(Dataset items)

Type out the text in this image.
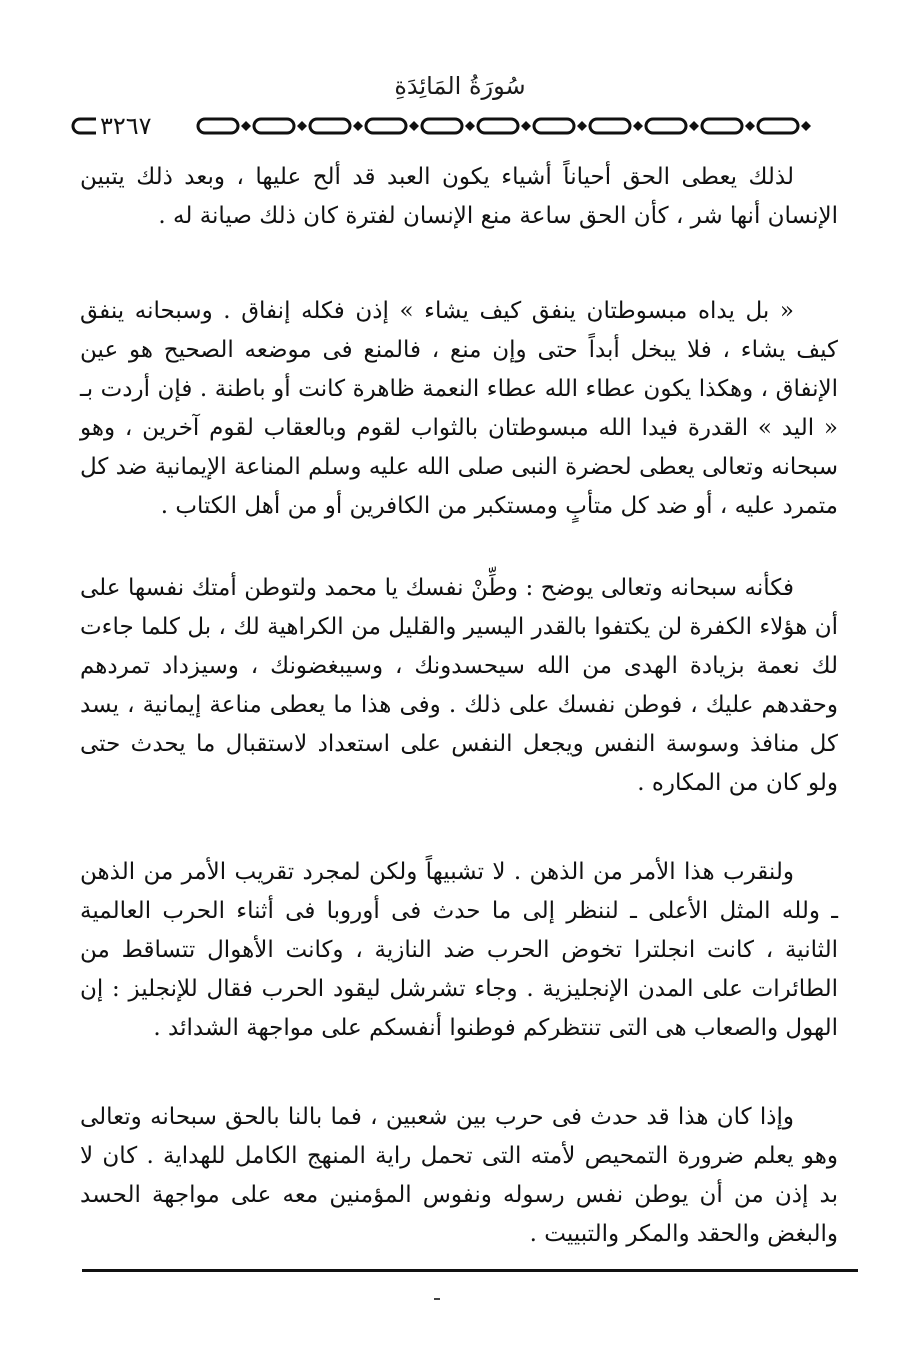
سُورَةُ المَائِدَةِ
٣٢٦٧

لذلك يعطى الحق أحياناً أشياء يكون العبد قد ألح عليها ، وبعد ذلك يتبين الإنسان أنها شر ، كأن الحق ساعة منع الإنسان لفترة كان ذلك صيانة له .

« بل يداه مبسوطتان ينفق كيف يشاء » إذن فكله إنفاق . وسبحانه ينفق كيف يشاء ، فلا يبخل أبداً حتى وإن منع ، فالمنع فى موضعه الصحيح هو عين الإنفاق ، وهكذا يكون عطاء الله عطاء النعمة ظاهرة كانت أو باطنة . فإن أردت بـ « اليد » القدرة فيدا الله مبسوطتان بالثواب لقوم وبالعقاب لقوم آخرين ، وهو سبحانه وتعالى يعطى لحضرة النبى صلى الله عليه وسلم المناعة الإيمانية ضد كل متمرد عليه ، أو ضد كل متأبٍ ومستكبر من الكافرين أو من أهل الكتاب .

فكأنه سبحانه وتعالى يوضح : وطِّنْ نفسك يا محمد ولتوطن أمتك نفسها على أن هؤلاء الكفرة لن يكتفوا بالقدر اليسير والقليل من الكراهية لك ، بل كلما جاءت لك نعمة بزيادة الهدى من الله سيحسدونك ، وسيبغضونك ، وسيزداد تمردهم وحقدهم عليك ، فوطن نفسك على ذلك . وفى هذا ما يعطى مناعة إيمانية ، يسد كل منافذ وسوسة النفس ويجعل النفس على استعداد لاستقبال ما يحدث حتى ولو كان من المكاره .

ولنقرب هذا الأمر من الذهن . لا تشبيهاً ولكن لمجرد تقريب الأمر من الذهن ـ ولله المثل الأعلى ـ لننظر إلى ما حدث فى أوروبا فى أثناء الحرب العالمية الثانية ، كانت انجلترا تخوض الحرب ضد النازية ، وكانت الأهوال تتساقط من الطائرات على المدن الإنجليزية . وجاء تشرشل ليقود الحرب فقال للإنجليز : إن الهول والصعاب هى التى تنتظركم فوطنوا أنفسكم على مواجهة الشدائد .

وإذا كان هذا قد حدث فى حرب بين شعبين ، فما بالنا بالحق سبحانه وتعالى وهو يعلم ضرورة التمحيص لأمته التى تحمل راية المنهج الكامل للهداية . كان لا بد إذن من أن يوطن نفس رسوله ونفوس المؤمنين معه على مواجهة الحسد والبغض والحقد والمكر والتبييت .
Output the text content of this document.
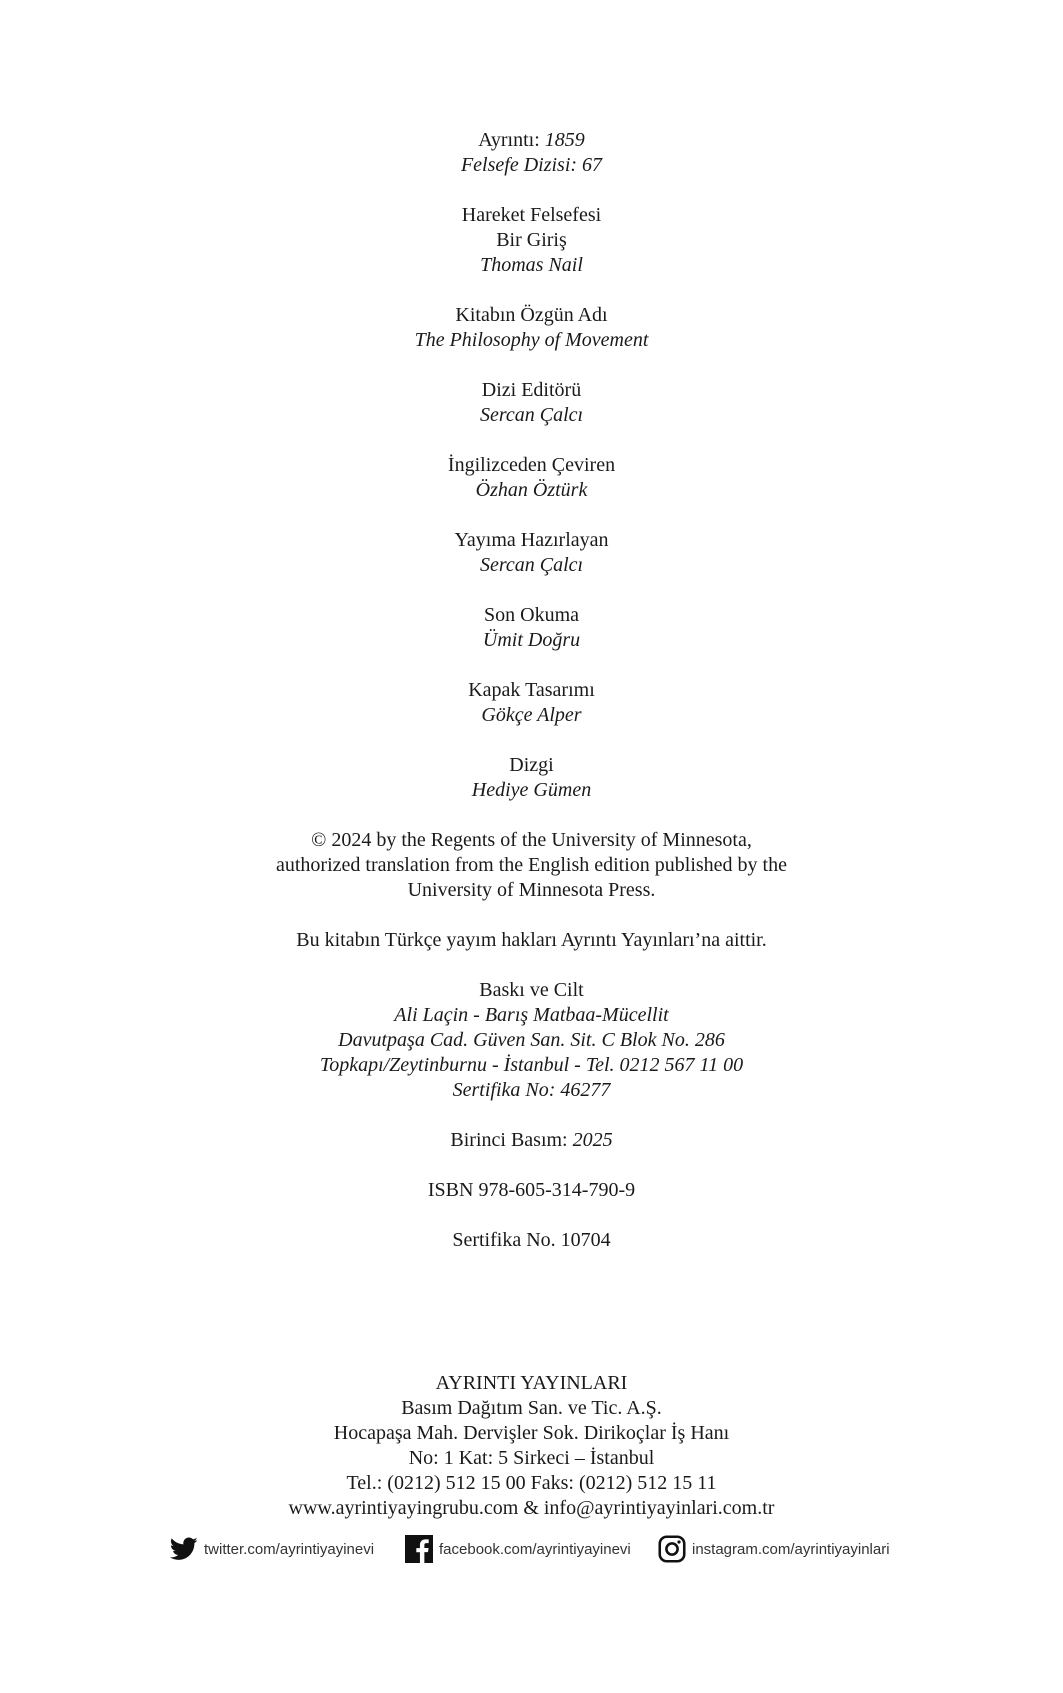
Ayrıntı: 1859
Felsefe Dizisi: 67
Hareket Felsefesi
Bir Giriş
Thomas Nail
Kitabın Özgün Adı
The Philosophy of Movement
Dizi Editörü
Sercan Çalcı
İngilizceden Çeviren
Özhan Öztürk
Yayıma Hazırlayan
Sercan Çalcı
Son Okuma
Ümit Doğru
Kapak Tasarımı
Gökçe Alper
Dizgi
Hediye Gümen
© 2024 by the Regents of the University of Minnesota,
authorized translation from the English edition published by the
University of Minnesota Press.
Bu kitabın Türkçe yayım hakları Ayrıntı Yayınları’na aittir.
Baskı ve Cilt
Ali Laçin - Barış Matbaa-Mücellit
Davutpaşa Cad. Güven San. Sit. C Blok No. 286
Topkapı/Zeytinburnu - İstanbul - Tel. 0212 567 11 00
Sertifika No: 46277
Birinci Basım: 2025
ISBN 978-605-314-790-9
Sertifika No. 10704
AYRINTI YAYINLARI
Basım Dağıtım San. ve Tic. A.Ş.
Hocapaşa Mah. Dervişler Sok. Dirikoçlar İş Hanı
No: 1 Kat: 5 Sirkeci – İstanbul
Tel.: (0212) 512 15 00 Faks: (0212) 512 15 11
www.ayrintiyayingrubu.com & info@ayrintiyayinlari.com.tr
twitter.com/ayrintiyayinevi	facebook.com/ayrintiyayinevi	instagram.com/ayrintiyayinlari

...

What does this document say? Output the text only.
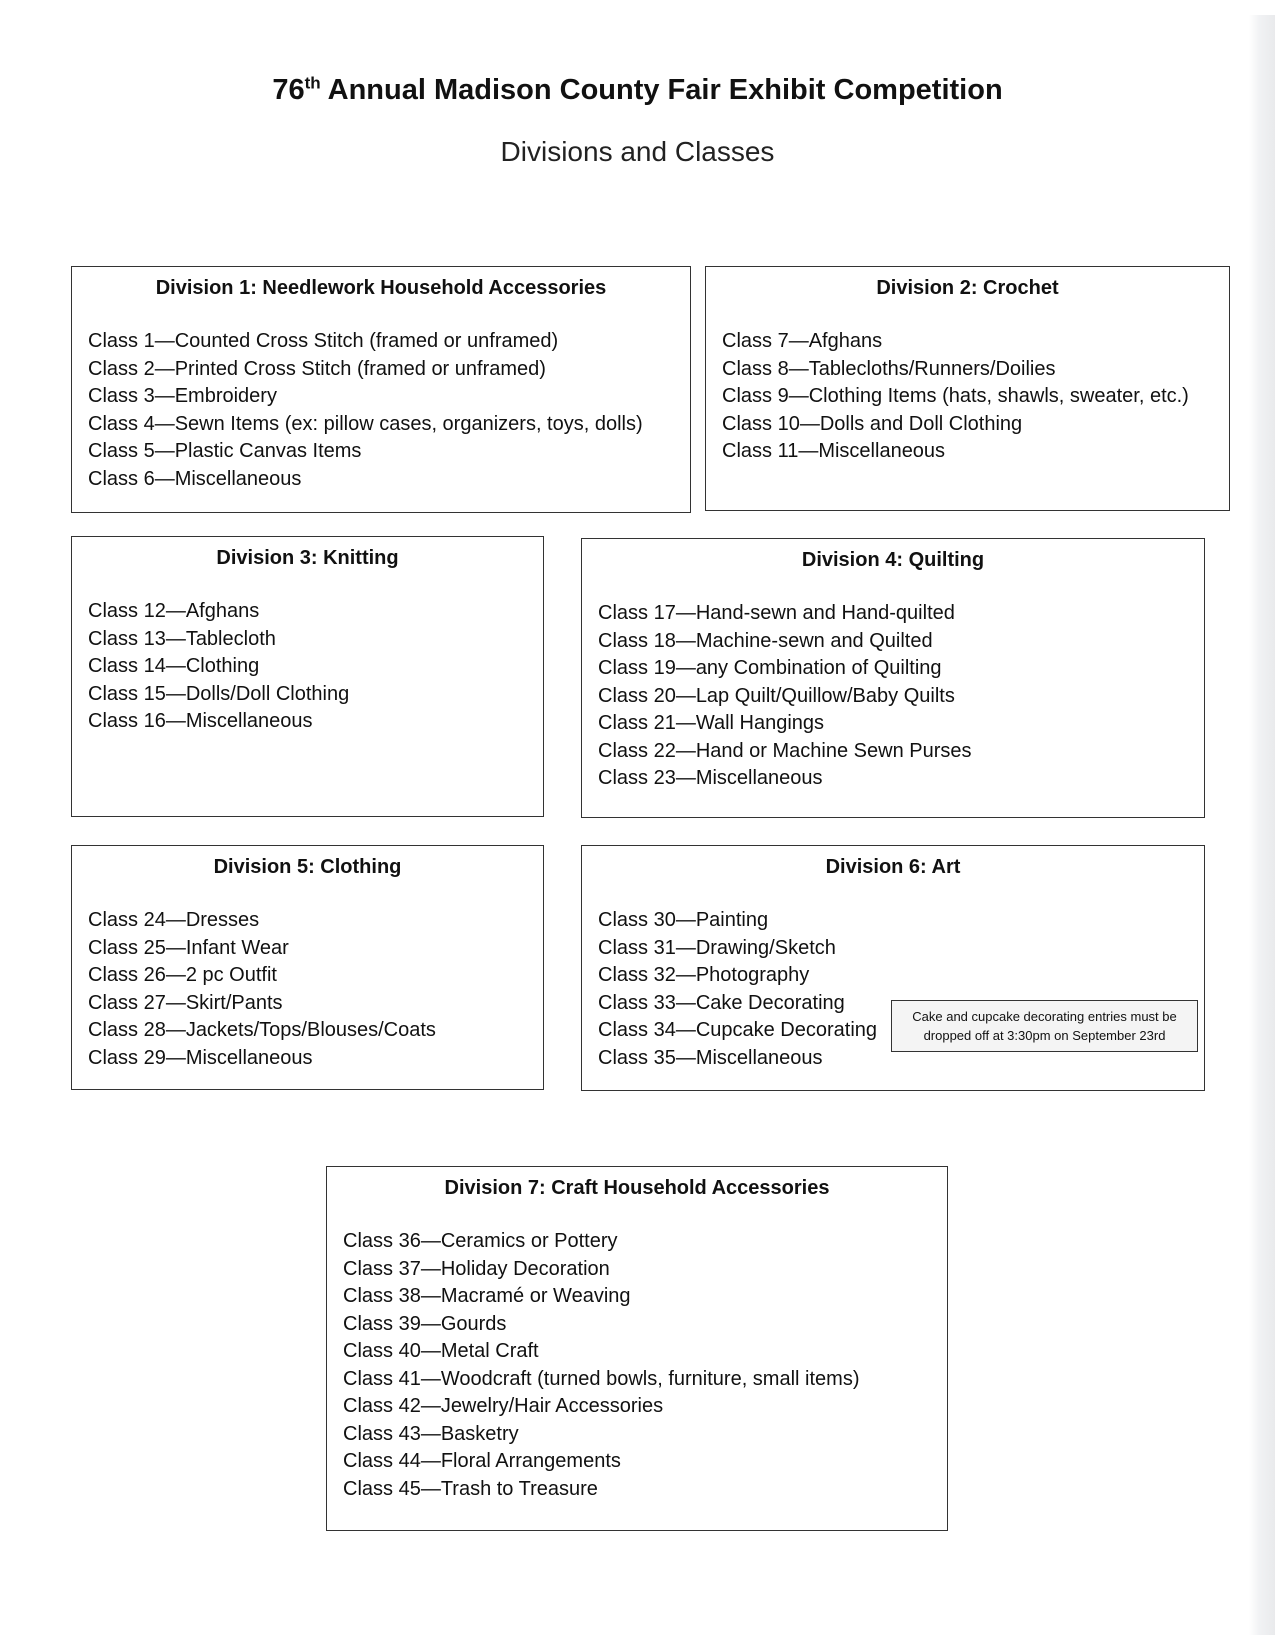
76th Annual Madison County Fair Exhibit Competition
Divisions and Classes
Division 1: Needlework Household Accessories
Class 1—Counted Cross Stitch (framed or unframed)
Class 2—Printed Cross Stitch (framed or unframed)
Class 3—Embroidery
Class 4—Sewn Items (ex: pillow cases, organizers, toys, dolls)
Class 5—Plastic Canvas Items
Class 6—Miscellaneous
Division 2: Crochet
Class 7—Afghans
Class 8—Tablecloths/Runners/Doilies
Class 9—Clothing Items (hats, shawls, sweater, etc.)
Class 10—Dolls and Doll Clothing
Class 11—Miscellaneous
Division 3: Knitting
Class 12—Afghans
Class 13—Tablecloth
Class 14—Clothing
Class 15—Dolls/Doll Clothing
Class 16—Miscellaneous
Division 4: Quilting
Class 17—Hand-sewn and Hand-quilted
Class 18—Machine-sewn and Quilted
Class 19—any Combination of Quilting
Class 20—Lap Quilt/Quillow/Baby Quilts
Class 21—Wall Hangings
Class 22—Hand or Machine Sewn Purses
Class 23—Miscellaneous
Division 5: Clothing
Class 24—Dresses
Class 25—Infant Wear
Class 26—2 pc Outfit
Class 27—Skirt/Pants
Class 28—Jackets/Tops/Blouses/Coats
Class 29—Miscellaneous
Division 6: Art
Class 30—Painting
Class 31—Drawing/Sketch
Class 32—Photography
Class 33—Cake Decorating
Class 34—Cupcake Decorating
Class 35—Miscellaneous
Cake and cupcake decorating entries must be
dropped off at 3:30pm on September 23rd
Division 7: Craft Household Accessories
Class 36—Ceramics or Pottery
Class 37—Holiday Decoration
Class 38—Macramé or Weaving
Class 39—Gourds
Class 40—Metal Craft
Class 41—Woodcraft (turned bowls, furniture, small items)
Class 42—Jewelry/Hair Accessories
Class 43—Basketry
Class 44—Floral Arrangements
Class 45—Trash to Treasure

=== Task details ===
Extract every line containing the string "text" from the data above.

=== The output ===
Type out the text in this image.
Output the text content of this document.
What does this document say? Output the text only.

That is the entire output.